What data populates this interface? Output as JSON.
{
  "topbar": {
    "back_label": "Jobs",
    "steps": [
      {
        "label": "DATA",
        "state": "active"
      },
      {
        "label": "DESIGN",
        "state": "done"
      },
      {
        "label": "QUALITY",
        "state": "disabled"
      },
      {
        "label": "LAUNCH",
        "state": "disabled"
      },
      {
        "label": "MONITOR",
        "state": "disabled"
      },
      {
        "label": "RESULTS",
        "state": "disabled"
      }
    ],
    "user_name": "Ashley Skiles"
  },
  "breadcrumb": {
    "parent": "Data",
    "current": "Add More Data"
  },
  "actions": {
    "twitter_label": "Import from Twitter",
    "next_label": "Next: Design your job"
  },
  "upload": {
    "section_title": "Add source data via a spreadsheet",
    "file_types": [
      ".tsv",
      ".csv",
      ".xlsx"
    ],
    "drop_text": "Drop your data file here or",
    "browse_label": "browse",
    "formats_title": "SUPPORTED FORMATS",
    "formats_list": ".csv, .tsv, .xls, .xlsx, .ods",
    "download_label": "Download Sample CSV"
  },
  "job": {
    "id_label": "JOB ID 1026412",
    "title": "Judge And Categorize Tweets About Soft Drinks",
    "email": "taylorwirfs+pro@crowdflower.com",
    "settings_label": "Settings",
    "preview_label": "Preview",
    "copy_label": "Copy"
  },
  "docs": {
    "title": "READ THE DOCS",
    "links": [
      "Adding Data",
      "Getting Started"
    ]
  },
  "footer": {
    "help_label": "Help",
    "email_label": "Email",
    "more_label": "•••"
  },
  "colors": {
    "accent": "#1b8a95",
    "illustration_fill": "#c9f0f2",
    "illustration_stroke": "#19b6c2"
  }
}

### [JOB]
Copy out each line exactly.

### [OUTPUT OF THE EXERCISE]
What data populates this interface? Output as JSON.
{
  "topbar": {
    "back_label": "Jobs",
    "steps": [
      {
        "label": "DATA",
        "state": "active"
      },
      {
        "label": "DESIGN",
        "state": "done"
      },
      {
        "label": "QUALITY",
        "state": "disabled"
      },
      {
        "label": "LAUNCH",
        "state": "disabled"
      },
      {
        "label": "MONITOR",
        "state": "disabled"
      },
      {
        "label": "RESULTS",
        "state": "disabled"
      }
    ],
    "user_name": "Ashley Skiles"
  },
  "breadcrumb": {
    "parent": "Data",
    "current": "Add More Data"
  },
  "actions": {
    "twitter_label": "Import from Twitter",
    "next_label": "Next: Design your job"
  },
  "upload": {
    "section_title": "Add source data via a spreadsheet",
    "file_types": [
      ".tsv",
      ".csv",
      ".xlsx"
    ],
    "drop_text": "Drop your data file here or",
    "browse_label": "browse",
    "formats_title": "SUPPORTED FORMATS",
    "formats_list": ".csv, .tsv, .xls, .xlsx, .ods",
    "download_label": "Download Sample CSV"
  },
  "job": {
    "id_label": "JOB ID 1026412",
    "title": "Judge And Categorize Tweets About Soft Drinks",
    "email": "taylorwirfs+pro@crowdflower.com",
    "settings_label": "Settings",
    "preview_label": "Preview",
    "copy_label": "Copy"
  },
  "docs": {
    "title": "READ THE DOCS",
    "links": [
      "Adding Data",
      "Getting Started"
    ]
  },
  "footer": {
    "help_label": "Help",
    "email_label": "Email",
    "more_label": "•••"
  },
  "colors": {
    "accent": "#1b8a95",
    "illustration_fill": "#c9f0f2",
    "illustration_stroke": "#19b6c2"
  }
}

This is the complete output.